[begin Listed records]

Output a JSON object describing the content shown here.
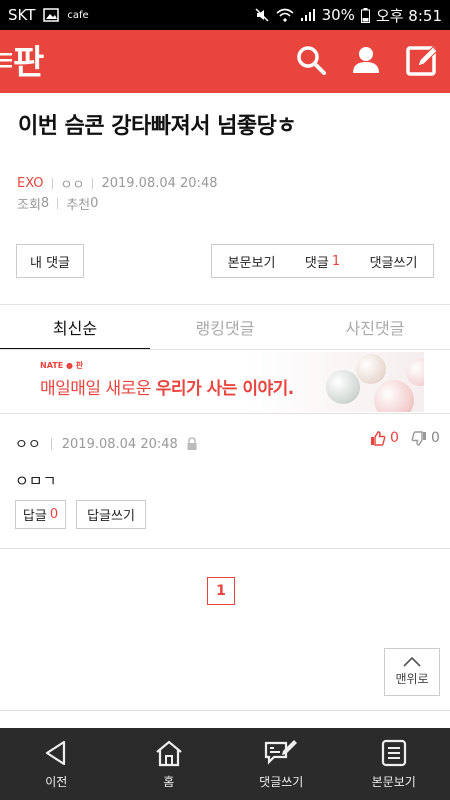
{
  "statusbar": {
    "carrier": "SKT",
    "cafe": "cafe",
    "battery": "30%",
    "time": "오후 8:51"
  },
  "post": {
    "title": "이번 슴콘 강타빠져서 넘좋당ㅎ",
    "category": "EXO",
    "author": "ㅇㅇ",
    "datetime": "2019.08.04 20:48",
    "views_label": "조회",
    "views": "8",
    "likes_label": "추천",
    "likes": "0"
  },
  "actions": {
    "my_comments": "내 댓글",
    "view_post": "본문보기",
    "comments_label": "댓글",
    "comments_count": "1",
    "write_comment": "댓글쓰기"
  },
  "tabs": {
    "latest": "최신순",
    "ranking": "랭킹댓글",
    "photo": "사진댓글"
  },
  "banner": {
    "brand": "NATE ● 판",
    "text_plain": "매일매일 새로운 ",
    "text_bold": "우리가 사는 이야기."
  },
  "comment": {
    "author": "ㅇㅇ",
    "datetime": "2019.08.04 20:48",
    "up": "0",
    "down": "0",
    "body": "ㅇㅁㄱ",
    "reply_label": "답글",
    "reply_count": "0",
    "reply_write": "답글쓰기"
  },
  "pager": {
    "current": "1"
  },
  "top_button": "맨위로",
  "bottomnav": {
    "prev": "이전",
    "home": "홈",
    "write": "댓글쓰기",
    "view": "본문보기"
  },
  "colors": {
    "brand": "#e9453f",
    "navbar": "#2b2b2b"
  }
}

[end Listed records]
[begin Listed records]

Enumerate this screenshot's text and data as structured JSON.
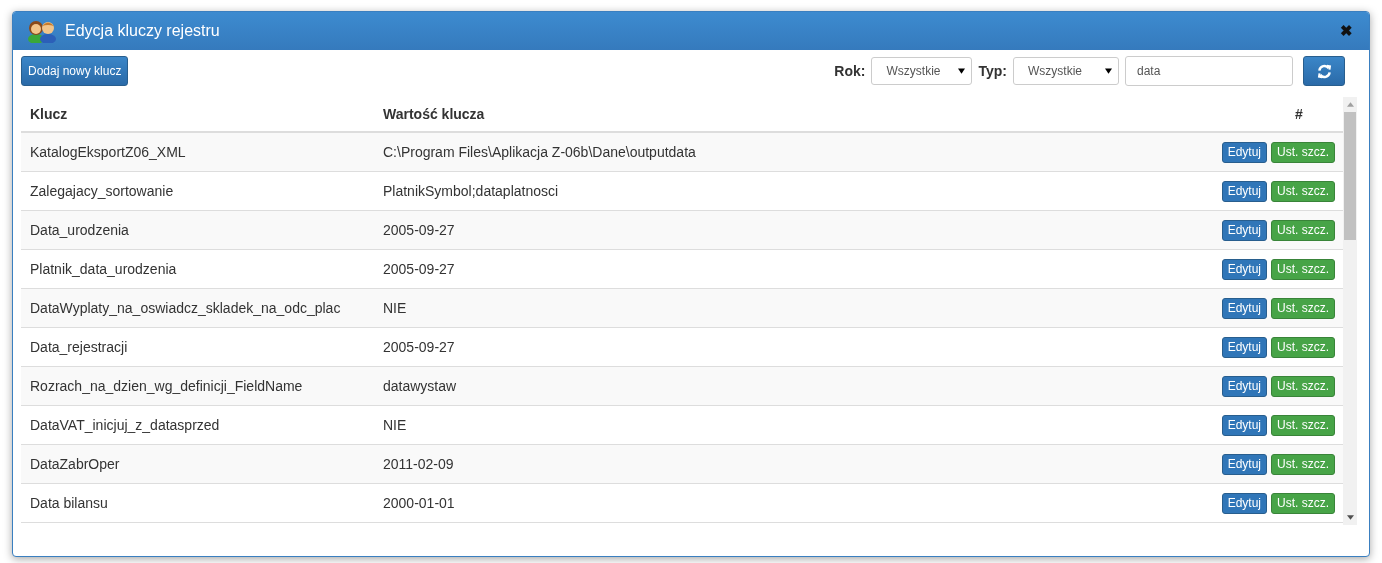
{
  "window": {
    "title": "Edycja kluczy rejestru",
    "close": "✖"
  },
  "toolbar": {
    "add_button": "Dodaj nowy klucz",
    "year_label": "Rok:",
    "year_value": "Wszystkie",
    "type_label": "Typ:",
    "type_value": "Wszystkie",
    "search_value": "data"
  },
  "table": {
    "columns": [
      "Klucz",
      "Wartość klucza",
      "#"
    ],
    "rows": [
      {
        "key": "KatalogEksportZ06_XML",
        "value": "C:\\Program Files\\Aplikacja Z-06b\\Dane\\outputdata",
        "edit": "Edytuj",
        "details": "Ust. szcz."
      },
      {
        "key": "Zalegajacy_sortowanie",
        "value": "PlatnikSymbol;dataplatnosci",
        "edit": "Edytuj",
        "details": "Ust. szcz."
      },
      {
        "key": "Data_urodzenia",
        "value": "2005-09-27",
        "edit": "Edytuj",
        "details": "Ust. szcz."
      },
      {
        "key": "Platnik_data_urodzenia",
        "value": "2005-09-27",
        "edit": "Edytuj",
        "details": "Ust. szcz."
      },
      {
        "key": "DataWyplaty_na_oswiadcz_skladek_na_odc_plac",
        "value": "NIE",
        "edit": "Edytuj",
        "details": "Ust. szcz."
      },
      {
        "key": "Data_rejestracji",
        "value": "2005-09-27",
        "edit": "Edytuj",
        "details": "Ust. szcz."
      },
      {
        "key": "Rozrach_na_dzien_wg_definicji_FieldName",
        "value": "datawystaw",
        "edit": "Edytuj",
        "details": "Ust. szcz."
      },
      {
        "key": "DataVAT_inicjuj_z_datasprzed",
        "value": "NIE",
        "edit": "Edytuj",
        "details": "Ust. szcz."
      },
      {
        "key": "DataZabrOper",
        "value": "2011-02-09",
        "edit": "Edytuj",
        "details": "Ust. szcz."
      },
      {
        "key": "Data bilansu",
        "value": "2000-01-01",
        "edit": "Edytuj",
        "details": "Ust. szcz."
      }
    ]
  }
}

[end Listed records]
[begin Listed records]

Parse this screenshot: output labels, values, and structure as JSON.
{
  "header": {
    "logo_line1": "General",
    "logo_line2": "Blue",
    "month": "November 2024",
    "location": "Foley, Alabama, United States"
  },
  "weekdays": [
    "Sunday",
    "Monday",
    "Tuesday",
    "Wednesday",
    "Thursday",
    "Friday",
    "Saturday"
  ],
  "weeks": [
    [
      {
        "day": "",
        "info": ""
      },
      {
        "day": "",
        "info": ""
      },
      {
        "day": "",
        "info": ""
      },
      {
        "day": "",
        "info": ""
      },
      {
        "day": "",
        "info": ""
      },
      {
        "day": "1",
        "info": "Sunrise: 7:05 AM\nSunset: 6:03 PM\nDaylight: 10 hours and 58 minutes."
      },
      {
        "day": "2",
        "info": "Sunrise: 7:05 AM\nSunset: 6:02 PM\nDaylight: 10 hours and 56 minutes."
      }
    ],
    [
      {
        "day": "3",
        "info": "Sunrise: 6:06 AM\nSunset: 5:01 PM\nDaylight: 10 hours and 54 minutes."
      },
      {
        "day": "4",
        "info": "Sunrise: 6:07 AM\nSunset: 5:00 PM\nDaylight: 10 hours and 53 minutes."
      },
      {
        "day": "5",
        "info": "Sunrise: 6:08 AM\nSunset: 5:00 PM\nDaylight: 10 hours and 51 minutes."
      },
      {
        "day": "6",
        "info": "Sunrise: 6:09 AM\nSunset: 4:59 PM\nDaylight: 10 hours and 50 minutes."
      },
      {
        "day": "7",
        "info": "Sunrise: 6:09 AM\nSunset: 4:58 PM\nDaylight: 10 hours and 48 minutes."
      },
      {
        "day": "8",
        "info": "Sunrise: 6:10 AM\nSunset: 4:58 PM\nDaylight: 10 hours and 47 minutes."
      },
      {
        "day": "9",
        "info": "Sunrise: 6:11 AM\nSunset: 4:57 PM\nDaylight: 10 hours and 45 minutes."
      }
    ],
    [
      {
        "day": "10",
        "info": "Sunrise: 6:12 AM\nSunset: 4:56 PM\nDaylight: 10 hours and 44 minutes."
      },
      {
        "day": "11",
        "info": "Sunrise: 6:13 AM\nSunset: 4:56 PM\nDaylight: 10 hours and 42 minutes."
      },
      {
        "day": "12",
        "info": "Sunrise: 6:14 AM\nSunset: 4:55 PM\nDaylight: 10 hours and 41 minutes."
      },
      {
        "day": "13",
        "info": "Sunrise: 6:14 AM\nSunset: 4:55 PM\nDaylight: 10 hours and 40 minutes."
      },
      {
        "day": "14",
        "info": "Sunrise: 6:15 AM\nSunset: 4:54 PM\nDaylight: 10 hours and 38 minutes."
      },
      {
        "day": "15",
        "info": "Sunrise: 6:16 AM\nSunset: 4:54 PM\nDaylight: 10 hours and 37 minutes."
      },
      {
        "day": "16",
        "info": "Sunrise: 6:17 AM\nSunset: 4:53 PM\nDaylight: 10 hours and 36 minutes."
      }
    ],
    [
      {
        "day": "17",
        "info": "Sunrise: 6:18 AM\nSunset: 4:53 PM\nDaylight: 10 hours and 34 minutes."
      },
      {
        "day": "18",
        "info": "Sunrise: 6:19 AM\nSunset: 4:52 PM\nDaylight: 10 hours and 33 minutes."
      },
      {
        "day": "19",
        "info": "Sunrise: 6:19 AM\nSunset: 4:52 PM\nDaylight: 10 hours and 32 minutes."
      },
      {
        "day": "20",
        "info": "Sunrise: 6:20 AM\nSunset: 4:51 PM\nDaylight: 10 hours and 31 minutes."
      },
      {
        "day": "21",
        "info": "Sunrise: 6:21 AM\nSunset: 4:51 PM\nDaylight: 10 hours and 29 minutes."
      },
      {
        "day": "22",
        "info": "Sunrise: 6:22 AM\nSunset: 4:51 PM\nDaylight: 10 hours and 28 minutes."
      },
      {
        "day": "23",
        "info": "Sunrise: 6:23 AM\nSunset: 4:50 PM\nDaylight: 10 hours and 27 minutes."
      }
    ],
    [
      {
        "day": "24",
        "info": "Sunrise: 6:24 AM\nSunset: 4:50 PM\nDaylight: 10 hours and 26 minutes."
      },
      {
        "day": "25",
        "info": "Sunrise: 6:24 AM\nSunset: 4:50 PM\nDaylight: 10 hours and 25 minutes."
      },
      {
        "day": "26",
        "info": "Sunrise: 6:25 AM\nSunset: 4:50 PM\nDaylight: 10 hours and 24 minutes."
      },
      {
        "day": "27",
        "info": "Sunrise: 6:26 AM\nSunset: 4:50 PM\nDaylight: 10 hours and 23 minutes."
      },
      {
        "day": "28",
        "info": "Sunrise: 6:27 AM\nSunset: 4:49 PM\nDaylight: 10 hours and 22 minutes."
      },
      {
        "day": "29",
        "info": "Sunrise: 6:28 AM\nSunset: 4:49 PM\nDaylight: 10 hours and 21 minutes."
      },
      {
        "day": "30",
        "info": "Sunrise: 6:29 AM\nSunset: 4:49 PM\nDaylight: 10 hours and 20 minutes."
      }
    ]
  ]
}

[end Listed records]

What needs to be done>
Pull out all lines containing the word "Wszystkie" from the entries above.

The result>
    "year_value": "Wszystkie",
    "type_value": "Wszystkie",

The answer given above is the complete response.